> GIVEN PROBLEM
Write out all lines holding the word "object".

> DATASET RECORDS
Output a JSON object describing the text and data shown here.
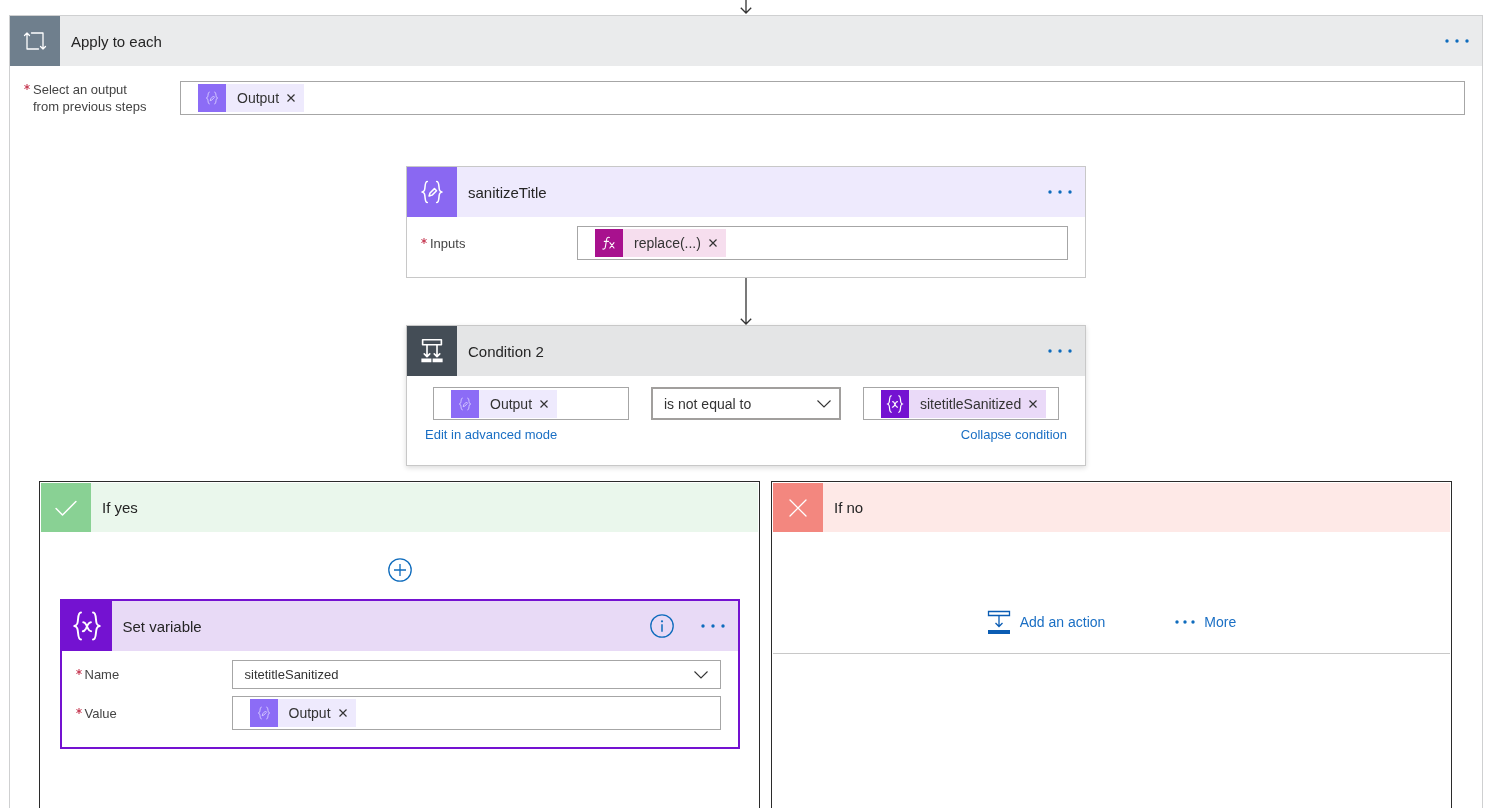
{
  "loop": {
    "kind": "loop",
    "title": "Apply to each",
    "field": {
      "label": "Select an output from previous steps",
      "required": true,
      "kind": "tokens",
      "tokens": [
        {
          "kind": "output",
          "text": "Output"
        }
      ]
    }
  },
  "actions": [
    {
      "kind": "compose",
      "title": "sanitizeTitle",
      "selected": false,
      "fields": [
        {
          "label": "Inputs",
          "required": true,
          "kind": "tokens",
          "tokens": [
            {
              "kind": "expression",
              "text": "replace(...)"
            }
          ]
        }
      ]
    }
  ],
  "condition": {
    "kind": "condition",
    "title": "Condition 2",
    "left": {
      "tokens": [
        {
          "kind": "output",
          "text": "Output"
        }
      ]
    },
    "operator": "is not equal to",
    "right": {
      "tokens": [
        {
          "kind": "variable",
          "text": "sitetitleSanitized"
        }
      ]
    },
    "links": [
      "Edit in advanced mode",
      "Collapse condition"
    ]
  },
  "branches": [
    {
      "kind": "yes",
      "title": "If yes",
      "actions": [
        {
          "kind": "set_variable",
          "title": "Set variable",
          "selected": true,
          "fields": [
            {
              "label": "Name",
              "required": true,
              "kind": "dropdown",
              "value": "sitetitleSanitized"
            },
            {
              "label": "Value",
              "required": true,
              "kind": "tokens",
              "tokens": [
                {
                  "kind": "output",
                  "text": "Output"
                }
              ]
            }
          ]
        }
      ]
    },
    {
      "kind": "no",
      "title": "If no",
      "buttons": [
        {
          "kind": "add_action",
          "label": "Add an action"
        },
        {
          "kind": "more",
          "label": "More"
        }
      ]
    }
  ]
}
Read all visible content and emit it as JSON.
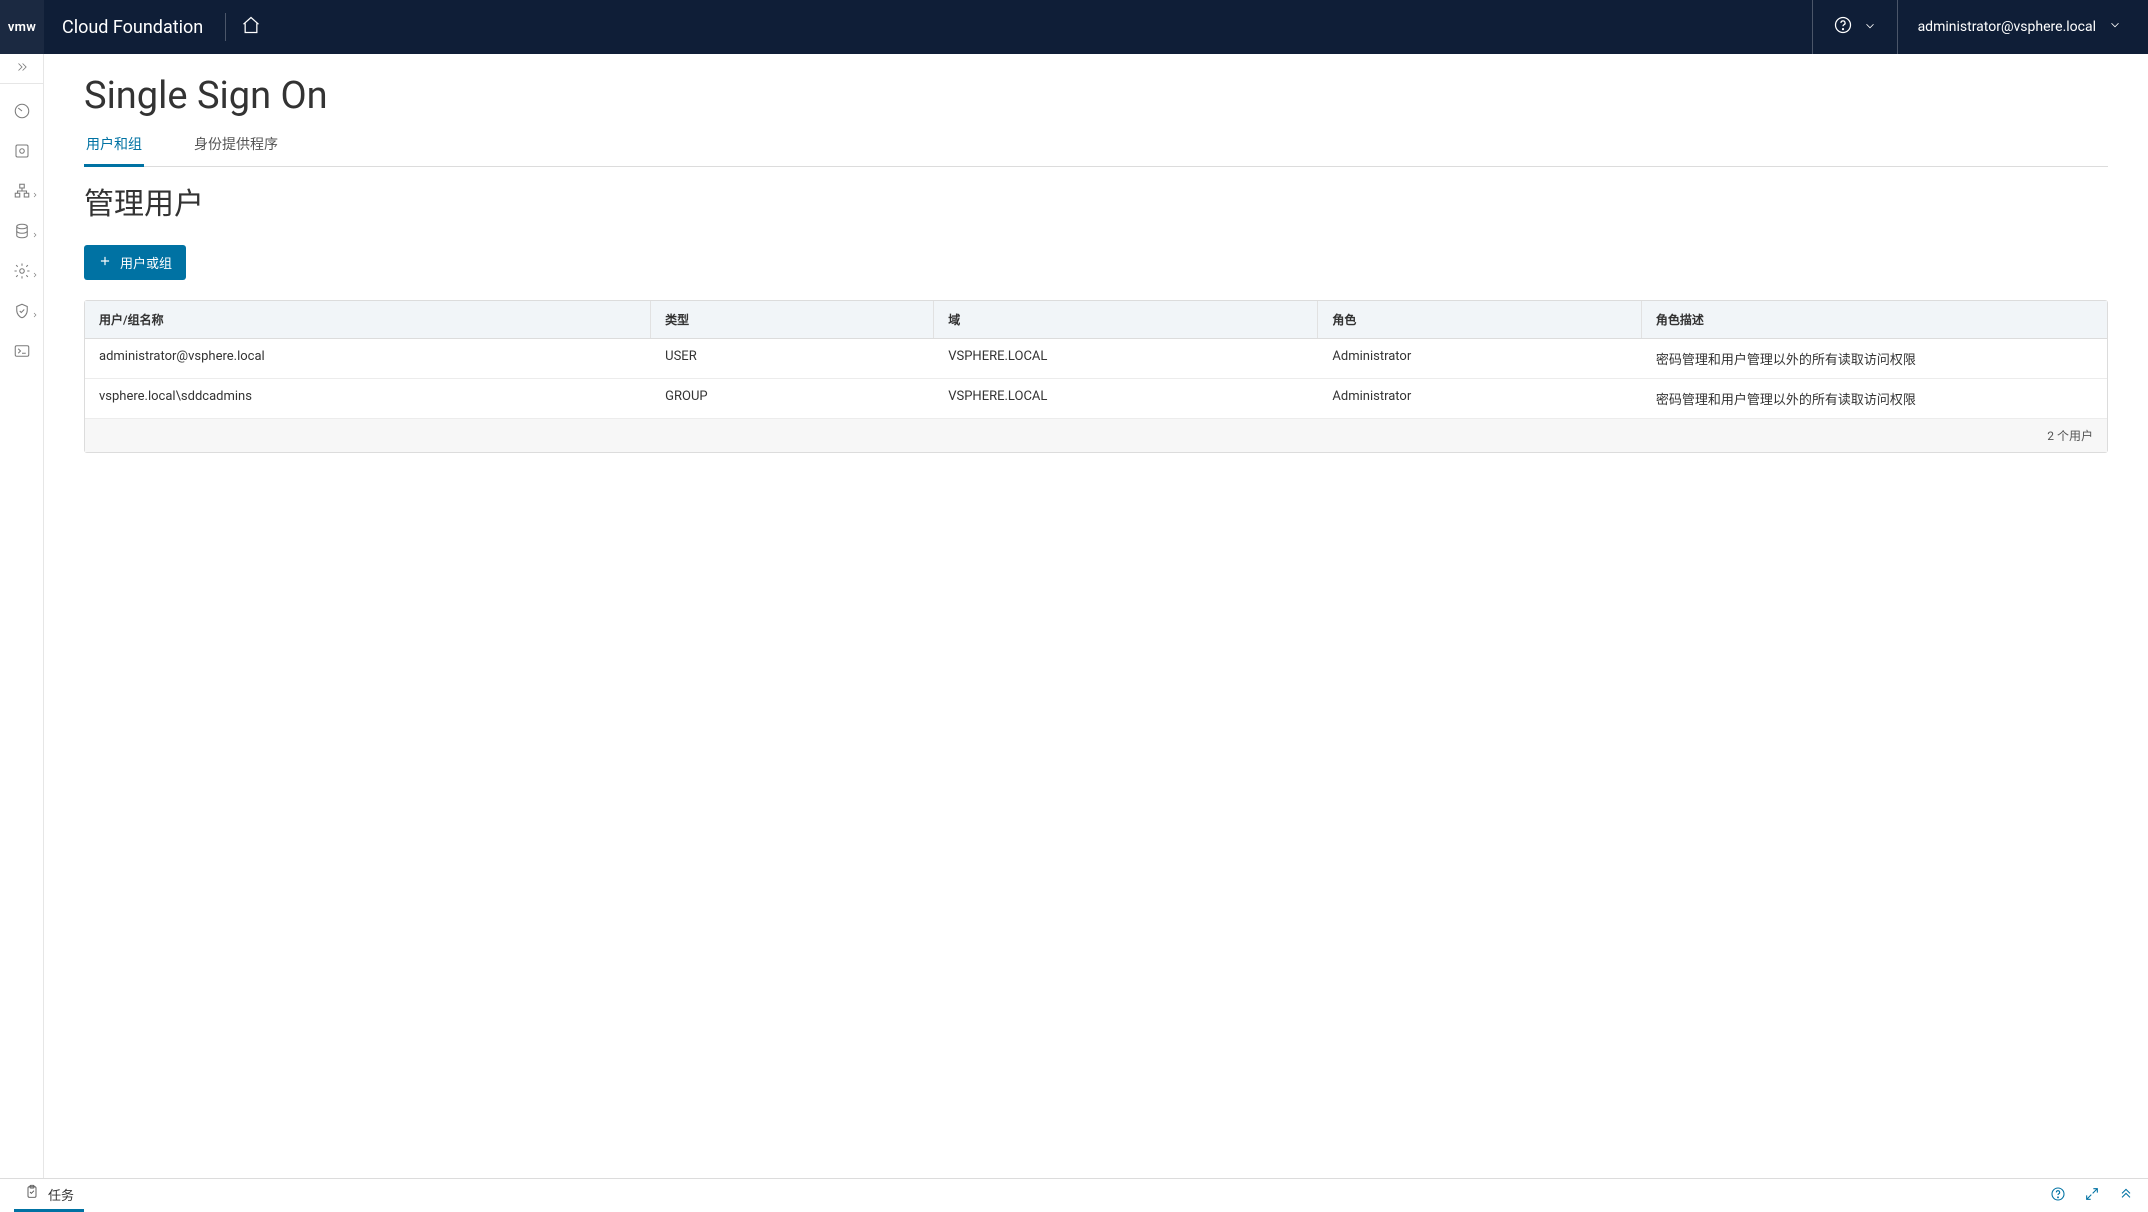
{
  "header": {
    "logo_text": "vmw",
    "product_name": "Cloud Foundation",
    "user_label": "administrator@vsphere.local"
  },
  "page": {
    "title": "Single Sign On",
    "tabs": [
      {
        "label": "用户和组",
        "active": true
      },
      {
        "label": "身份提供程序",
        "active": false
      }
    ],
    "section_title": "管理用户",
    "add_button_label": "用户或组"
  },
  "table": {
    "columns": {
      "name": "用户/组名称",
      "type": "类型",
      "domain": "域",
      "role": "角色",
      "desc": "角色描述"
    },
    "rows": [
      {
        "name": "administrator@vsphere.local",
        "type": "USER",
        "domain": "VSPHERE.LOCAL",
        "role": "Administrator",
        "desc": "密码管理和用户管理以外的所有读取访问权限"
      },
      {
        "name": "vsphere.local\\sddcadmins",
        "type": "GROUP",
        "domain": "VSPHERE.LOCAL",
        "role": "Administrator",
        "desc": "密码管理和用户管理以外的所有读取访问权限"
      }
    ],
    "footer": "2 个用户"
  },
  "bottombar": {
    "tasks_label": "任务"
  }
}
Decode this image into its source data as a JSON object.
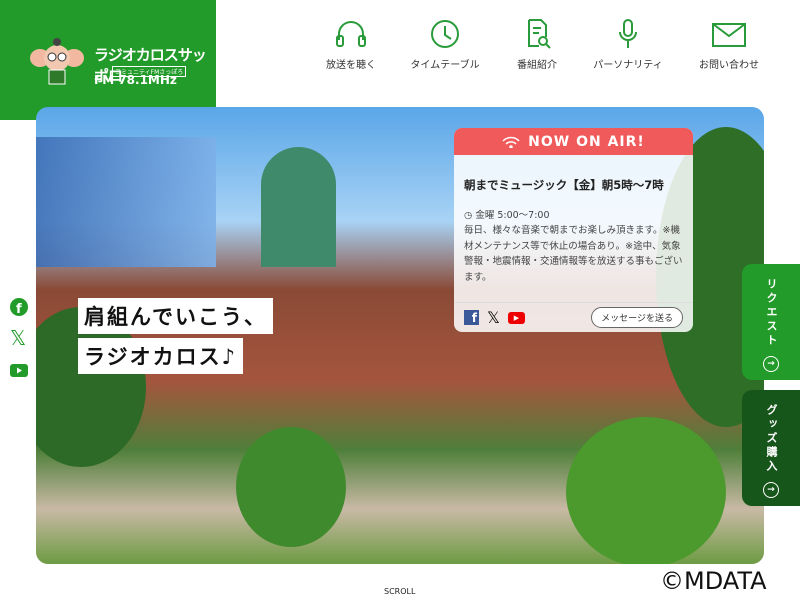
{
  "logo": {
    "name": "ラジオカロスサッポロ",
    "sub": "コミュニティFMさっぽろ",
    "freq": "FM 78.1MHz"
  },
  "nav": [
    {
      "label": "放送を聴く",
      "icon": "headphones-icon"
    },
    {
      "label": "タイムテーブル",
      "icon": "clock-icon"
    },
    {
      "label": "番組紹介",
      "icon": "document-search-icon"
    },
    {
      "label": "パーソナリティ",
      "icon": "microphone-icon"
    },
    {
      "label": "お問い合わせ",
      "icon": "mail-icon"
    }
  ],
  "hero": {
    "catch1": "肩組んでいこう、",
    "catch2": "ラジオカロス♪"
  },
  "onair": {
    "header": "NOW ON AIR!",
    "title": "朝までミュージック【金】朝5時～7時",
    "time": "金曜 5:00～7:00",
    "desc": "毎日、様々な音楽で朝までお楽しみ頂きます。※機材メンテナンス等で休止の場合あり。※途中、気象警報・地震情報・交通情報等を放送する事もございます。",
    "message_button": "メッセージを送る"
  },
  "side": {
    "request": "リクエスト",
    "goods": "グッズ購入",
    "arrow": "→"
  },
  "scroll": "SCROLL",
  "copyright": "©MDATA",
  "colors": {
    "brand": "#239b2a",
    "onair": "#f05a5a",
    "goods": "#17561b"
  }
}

> EXERCISE SOLUTION
Output a JSON object describing the text and data shown here.
Decode this image into its source data as a JSON object.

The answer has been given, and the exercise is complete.